_PROBLEM TO WORK ON_: Reproduce all entries verbatim, with nothing added or dropped.

_DATA LISTING_:
-=-=-

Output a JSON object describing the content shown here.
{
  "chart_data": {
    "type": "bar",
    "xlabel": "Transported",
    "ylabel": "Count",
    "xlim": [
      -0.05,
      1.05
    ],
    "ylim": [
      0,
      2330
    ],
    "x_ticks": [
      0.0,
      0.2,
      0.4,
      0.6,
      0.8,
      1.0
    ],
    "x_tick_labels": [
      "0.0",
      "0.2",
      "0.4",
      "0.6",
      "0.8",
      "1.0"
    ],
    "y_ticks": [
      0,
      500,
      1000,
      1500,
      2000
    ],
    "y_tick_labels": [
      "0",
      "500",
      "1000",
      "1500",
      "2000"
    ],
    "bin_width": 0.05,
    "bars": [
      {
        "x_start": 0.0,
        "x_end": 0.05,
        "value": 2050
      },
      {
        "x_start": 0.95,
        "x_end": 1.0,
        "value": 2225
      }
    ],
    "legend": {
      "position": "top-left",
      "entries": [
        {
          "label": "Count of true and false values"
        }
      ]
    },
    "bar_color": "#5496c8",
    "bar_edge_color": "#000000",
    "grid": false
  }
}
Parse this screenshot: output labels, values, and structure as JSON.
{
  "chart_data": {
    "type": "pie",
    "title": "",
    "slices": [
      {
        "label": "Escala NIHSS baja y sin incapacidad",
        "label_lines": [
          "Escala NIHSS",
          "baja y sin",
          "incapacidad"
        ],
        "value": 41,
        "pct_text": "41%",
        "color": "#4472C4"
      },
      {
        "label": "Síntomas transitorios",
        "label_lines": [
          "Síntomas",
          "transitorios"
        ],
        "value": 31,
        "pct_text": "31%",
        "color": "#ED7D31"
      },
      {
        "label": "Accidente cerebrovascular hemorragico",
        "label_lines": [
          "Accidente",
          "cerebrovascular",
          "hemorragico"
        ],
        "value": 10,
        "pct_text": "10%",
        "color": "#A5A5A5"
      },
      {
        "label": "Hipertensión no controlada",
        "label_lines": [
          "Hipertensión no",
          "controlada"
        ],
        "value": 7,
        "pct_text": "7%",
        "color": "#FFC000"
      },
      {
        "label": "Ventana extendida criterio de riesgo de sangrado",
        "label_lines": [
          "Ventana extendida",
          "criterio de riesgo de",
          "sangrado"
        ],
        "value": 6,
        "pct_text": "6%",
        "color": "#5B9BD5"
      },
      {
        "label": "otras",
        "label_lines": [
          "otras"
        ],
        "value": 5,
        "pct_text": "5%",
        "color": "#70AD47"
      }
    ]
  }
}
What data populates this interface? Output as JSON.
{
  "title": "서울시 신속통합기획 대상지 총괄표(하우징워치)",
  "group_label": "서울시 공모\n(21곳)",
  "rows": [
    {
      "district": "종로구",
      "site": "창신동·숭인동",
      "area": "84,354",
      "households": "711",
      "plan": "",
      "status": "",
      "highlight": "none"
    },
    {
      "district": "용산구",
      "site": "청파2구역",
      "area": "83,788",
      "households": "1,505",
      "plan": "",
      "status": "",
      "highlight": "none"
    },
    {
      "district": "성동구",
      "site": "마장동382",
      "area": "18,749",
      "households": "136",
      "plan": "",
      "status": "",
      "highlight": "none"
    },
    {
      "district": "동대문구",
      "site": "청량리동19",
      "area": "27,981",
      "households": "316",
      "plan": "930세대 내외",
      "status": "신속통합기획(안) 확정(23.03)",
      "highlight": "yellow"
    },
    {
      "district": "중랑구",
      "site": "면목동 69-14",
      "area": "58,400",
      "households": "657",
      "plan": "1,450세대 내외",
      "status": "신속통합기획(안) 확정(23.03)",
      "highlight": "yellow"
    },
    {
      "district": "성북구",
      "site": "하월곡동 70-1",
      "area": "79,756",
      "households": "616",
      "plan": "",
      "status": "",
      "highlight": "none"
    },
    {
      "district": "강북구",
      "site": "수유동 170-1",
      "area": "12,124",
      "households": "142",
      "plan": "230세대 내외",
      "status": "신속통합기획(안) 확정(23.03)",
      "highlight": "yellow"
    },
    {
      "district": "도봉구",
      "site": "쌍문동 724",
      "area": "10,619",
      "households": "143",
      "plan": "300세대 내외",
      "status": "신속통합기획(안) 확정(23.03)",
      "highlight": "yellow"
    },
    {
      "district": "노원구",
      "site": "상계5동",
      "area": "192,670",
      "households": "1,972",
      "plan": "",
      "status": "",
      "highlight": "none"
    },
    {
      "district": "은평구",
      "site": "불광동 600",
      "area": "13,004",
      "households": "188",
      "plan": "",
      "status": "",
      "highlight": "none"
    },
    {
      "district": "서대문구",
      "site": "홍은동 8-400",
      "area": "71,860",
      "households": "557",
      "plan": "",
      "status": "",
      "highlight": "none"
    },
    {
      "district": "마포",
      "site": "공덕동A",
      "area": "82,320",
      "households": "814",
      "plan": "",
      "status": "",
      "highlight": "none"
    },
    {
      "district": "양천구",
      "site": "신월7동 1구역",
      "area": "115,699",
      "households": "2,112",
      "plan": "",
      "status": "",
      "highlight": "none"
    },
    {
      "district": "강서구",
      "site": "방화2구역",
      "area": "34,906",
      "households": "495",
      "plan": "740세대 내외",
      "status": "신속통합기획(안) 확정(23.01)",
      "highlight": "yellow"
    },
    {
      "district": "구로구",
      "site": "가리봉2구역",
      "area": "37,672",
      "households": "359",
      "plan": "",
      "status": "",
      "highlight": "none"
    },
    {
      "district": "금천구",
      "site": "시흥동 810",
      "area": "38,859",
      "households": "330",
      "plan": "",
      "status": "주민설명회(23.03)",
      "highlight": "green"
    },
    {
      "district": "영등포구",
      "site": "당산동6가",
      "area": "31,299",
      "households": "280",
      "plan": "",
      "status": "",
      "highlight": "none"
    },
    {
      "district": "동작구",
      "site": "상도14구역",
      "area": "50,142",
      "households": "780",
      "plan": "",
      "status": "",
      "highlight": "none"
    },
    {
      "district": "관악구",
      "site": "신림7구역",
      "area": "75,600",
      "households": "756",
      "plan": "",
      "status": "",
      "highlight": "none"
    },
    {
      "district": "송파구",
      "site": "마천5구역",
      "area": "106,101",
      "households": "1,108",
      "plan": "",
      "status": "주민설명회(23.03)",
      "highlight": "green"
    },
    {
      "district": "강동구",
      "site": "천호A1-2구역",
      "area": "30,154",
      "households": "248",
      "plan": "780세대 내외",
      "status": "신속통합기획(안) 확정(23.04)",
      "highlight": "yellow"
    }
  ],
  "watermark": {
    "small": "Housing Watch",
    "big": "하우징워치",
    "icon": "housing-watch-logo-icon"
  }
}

-=-=-

_ANSWER TO THE EXERCISE_:
Output a JSON object describing the content shown here.
{
  "chart_data": {
    "type": "bar",
    "xlabel": "Transported",
    "ylabel": "Count",
    "xlim": [
      -0.05,
      1.05
    ],
    "ylim": [
      0,
      2330
    ],
    "x_ticks": [
      0.0,
      0.2,
      0.4,
      0.6,
      0.8,
      1.0
    ],
    "x_tick_labels": [
      "0.0",
      "0.2",
      "0.4",
      "0.6",
      "0.8",
      "1.0"
    ],
    "y_ticks": [
      0,
      500,
      1000,
      1500,
      2000
    ],
    "y_tick_labels": [
      "0",
      "500",
      "1000",
      "1500",
      "2000"
    ],
    "bin_width": 0.05,
    "bars": [
      {
        "x_start": 0.0,
        "x_end": 0.05,
        "value": 2050
      },
      {
        "x_start": 0.95,
        "x_end": 1.0,
        "value": 2225
      }
    ],
    "legend": {
      "position": "top-left",
      "entries": [
        {
          "label": "Count of true and false values"
        }
      ]
    },
    "bar_color": "#5496c8",
    "bar_edge_color": "#000000",
    "grid": false
  }
}
Parse this screenshot: output labels, values, and structure as JSON.
{
  "chart_data": {
    "type": "pie",
    "title": "",
    "slices": [
      {
        "label": "Escala NIHSS baja y sin incapacidad",
        "label_lines": [
          "Escala NIHSS",
          "baja y sin",
          "incapacidad"
        ],
        "value": 41,
        "pct_text": "41%",
        "color": "#4472C4"
      },
      {
        "label": "Síntomas transitorios",
        "label_lines": [
          "Síntomas",
          "transitorios"
        ],
        "value": 31,
        "pct_text": "31%",
        "color": "#ED7D31"
      },
      {
        "label": "Accidente cerebrovascular hemorragico",
        "label_lines": [
          "Accidente",
          "cerebrovascular",
          "hemorragico"
        ],
        "value": 10,
        "pct_text": "10%",
        "color": "#A5A5A5"
      },
      {
        "label": "Hipertensión no controlada",
        "label_lines": [
          "Hipertensión no",
          "controlada"
        ],
        "value": 7,
        "pct_text": "7%",
        "color": "#FFC000"
      },
      {
        "label": "Ventana extendida criterio de riesgo de sangrado",
        "label_lines": [
          "Ventana extendida",
          "criterio de riesgo de",
          "sangrado"
        ],
        "value": 6,
        "pct_text": "6%",
        "color": "#5B9BD5"
      },
      {
        "label": "otras",
        "label_lines": [
          "otras"
        ],
        "value": 5,
        "pct_text": "5%",
        "color": "#70AD47"
      }
    ]
  }
}
What data populates this interface? Output as JSON.
{
  "title": "서울시 신속통합기획 대상지 총괄표(하우징워치)",
  "group_label": "서울시 공모\n(21곳)",
  "rows": [
    {
      "district": "종로구",
      "site": "창신동·숭인동",
      "area": "84,354",
      "households": "711",
      "plan": "",
      "status": "",
      "highlight": "none"
    },
    {
      "district": "용산구",
      "site": "청파2구역",
      "area": "83,788",
      "households": "1,505",
      "plan": "",
      "status": "",
      "highlight": "none"
    },
    {
      "district": "성동구",
      "site": "마장동382",
      "area": "18,749",
      "households": "136",
      "plan": "",
      "status": "",
      "highlight": "none"
    },
    {
      "district": "동대문구",
      "site": "청량리동19",
      "area": "27,981",
      "households": "316",
      "plan": "930세대 내외",
      "status": "신속통합기획(안) 확정(23.03)",
      "highlight": "yellow"
    },
    {
      "district": "중랑구",
      "site": "면목동 69-14",
      "area": "58,400",
      "households": "657",
      "plan": "1,450세대 내외",
      "status": "신속통합기획(안) 확정(23.03)",
      "highlight": "yellow"
    },
    {
      "district": "성북구",
      "site": "하월곡동 70-1",
      "area": "79,756",
      "households": "616",
      "plan": "",
      "status": "",
      "highlight": "none"
    },
    {
      "district": "강북구",
      "site": "수유동 170-1",
      "area": "12,124",
      "households": "142",
      "plan": "230세대 내외",
      "status": "신속통합기획(안) 확정(23.03)",
      "highlight": "yellow"
    },
    {
      "district": "도봉구",
      "site": "쌍문동 724",
      "area": "10,619",
      "households": "143",
      "plan": "300세대 내외",
      "status": "신속통합기획(안) 확정(23.03)",
      "highlight": "yellow"
    },
    {
      "district": "노원구",
      "site": "상계5동",
      "area": "192,670",
      "households": "1,972",
      "plan": "",
      "status": "",
      "highlight": "none"
    },
    {
      "district": "은평구",
      "site": "불광동 600",
      "area": "13,004",
      "households": "188",
      "plan": "",
      "status": "",
      "highlight": "none"
    },
    {
      "district": "서대문구",
      "site": "홍은동 8-400",
      "area": "71,860",
      "households": "557",
      "plan": "",
      "status": "",
      "highlight": "none"
    },
    {
      "district": "마포",
      "site": "공덕동A",
      "area": "82,320",
      "households": "814",
      "plan": "",
      "status": "",
      "highlight": "none"
    },
    {
      "district": "양천구",
      "site": "신월7동 1구역",
      "area": "115,699",
      "households": "2,112",
      "plan": "",
      "status": "",
      "highlight": "none"
    },
    {
      "district": "강서구",
      "site": "방화2구역",
      "area": "34,906",
      "households": "495",
      "plan": "740세대 내외",
      "status": "신속통합기획(안) 확정(23.01)",
      "highlight": "yellow"
    },
    {
      "district": "구로구",
      "site": "가리봉2구역",
      "area": "37,672",
      "households": "359",
      "plan": "",
      "status": "",
      "highlight": "none"
    },
    {
      "district": "금천구",
      "site": "시흥동 810",
      "area": "38,859",
      "households": "330",
      "plan": "",
      "status": "주민설명회(23.03)",
      "highlight": "green"
    },
    {
      "district": "영등포구",
      "site": "당산동6가",
      "area": "31,299",
      "households": "280",
      "plan": "",
      "status": "",
      "highlight": "none"
    },
    {
      "district": "동작구",
      "site": "상도14구역",
      "area": "50,142",
      "households": "780",
      "plan": "",
      "status": "",
      "highlight": "none"
    },
    {
      "district": "관악구",
      "site": "신림7구역",
      "area": "75,600",
      "households": "756",
      "plan": "",
      "status": "",
      "highlight": "none"
    },
    {
      "district": "송파구",
      "site": "마천5구역",
      "area": "106,101",
      "households": "1,108",
      "plan": "",
      "status": "주민설명회(23.03)",
      "highlight": "green"
    },
    {
      "district": "강동구",
      "site": "천호A1-2구역",
      "area": "30,154",
      "households": "248",
      "plan": "780세대 내외",
      "status": "신속통합기획(안) 확정(23.04)",
      "highlight": "yellow"
    }
  ],
  "watermark": {
    "small": "Housing Watch",
    "big": "하우징워치",
    "icon": "housing-watch-logo-icon"
  }
}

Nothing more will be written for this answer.